*TASK DETAILS*
An image-free, exact copy of the records below is required.

*Collected data entries*
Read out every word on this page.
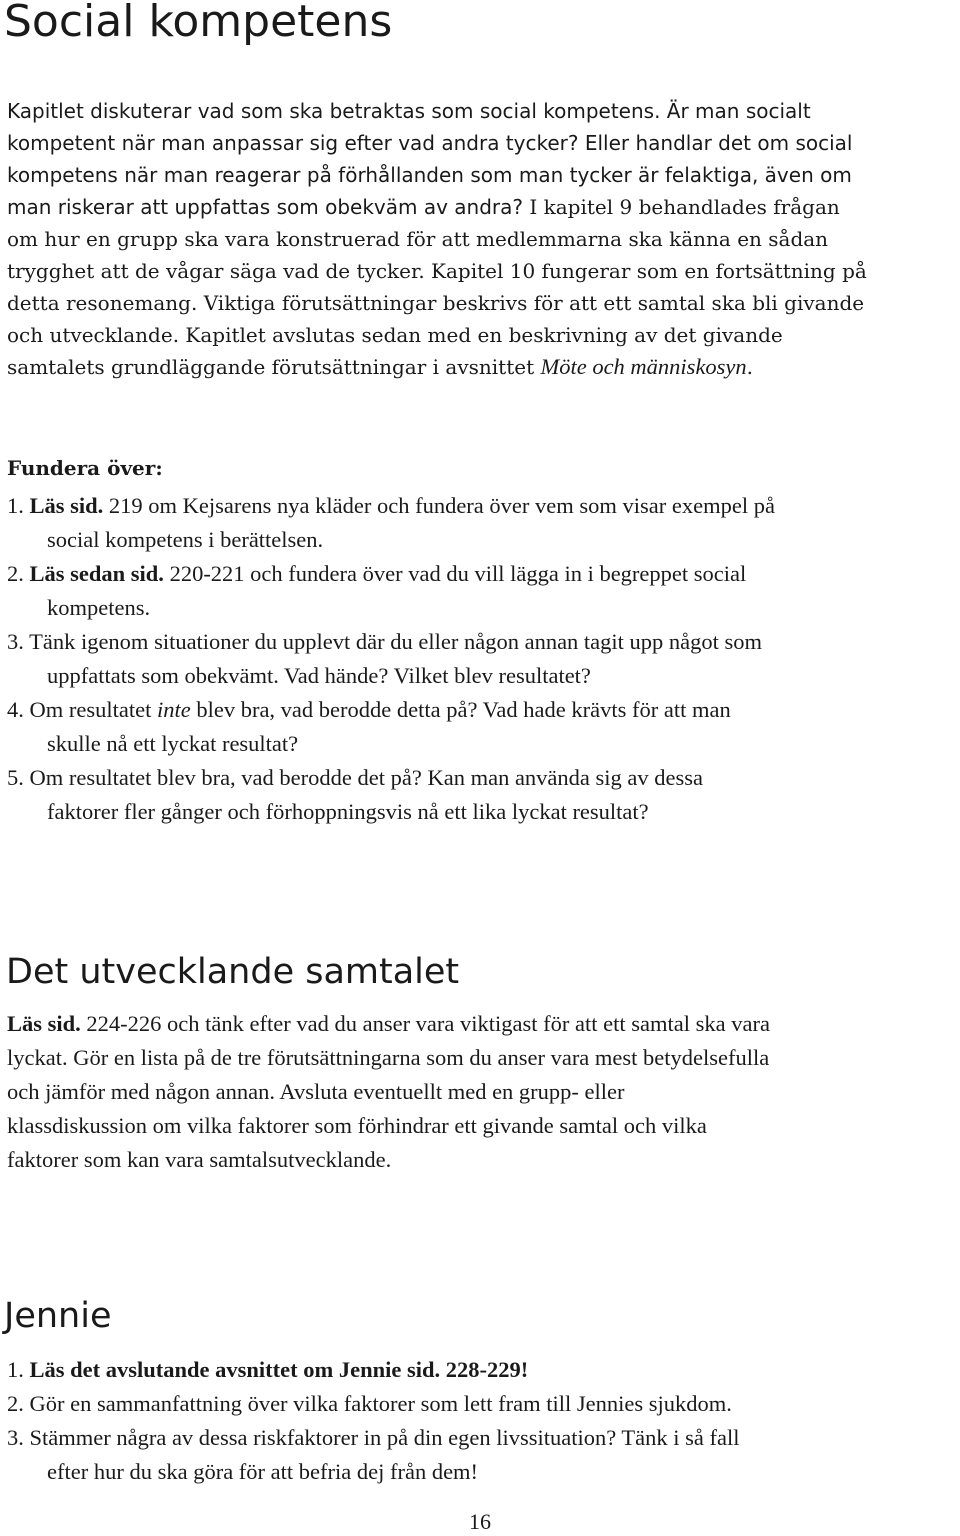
Social kompetens
Kapitlet diskuterar vad som ska betraktas som social kompetens. Är man socialt
kompetent när man anpassar sig efter vad andra tycker? Eller handlar det om social
kompetens när man reagerar på förhållanden som man tycker är felaktiga, även om
man riskerar att uppfattas som obekväm av andra? I kapitel 9 behandlades frågan
om hur en grupp ska vara konstruerad för att medlemmarna ska känna en sådan
trygghet att de vågar säga vad de tycker. Kapitel 10 fungerar som en fortsättning på
detta resonemang. Viktiga förutsättningar beskrivs för att ett samtal ska bli givande
och utvecklande. Kapitlet avslutas sedan med en beskrivning av det givande
samtalets grundläggande förutsättningar i avsnittet Möte och människosyn.
Fundera över:
1. Läs sid. 219 om Kejsarens nya kläder och fundera över vem som visar exempel på
social kompetens i berättelsen.
2. Läs sedan sid. 220-221 och fundera över vad du vill lägga in i begreppet social
kompetens.
3. Tänk igenom situationer du upplevt där du eller någon annan tagit upp något som
uppfattats som obekvämt. Vad hände? Vilket blev resultatet?
4. Om resultatet inte blev bra, vad berodde detta på? Vad hade krävts för att man
skulle nå ett lyckat resultat?
5. Om resultatet blev bra, vad berodde det på? Kan man använda sig av dessa
faktorer fler gånger och förhoppningsvis nå ett lika lyckat resultat?
Det utvecklande samtalet
Läs sid. 224-226 och tänk efter vad du anser vara viktigast för att ett samtal ska vara
lyckat. Gör en lista på de tre förutsättningarna som du anser vara mest betydelsefulla
och jämför med någon annan. Avsluta eventuellt med en grupp- eller
klassdiskussion om vilka faktorer som förhindrar ett givande samtal och vilka
faktorer som kan vara samtalsutvecklande.
Jennie
1. Läs det avslutande avsnittet om Jennie sid. 228-229!
2. Gör en sammanfattning över vilka faktorer som lett fram till Jennies sjukdom.
3. Stämmer några av dessa riskfaktorer in på din egen livssituation? Tänk i så fall
efter hur du ska göra för att befria dej från dem!
16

*WRITTEN ANSWER*
Read out every word on this page.
Social kompetens
Kapitlet diskuterar vad som ska betraktas som social kompetens. Är man socialt
kompetent när man anpassar sig efter vad andra tycker? Eller handlar det om social
kompetens när man reagerar på förhållanden som man tycker är felaktiga, även om
man riskerar att uppfattas som obekväm av andra? I kapitel 9 behandlades frågan
om hur en grupp ska vara konstruerad för att medlemmarna ska känna en sådan
trygghet att de vågar säga vad de tycker. Kapitel 10 fungerar som en fortsättning på
detta resonemang. Viktiga förutsättningar beskrivs för att ett samtal ska bli givande
och utvecklande. Kapitlet avslutas sedan med en beskrivning av det givande
samtalets grundläggande förutsättningar i avsnittet Möte och människosyn.
Fundera över:
1. Läs sid. 219 om Kejsarens nya kläder och fundera över vem som visar exempel på
social kompetens i berättelsen.
2. Läs sedan sid. 220-221 och fundera över vad du vill lägga in i begreppet social
kompetens.
3. Tänk igenom situationer du upplevt där du eller någon annan tagit upp något som
uppfattats som obekvämt. Vad hände? Vilket blev resultatet?
4. Om resultatet inte blev bra, vad berodde detta på? Vad hade krävts för att man
skulle nå ett lyckat resultat?
5. Om resultatet blev bra, vad berodde det på? Kan man använda sig av dessa
faktorer fler gånger och förhoppningsvis nå ett lika lyckat resultat?
Det utvecklande samtalet
Läs sid. 224-226 och tänk efter vad du anser vara viktigast för att ett samtal ska vara
lyckat. Gör en lista på de tre förutsättningarna som du anser vara mest betydelsefulla
och jämför med någon annan. Avsluta eventuellt med en grupp- eller
klassdiskussion om vilka faktorer som förhindrar ett givande samtal och vilka
faktorer som kan vara samtalsutvecklande.
Jennie
1. Läs det avslutande avsnittet om Jennie sid. 228-229!
2. Gör en sammanfattning över vilka faktorer som lett fram till Jennies sjukdom.
3. Stämmer några av dessa riskfaktorer in på din egen livssituation? Tänk i så fall
efter hur du ska göra för att befria dej från dem!
16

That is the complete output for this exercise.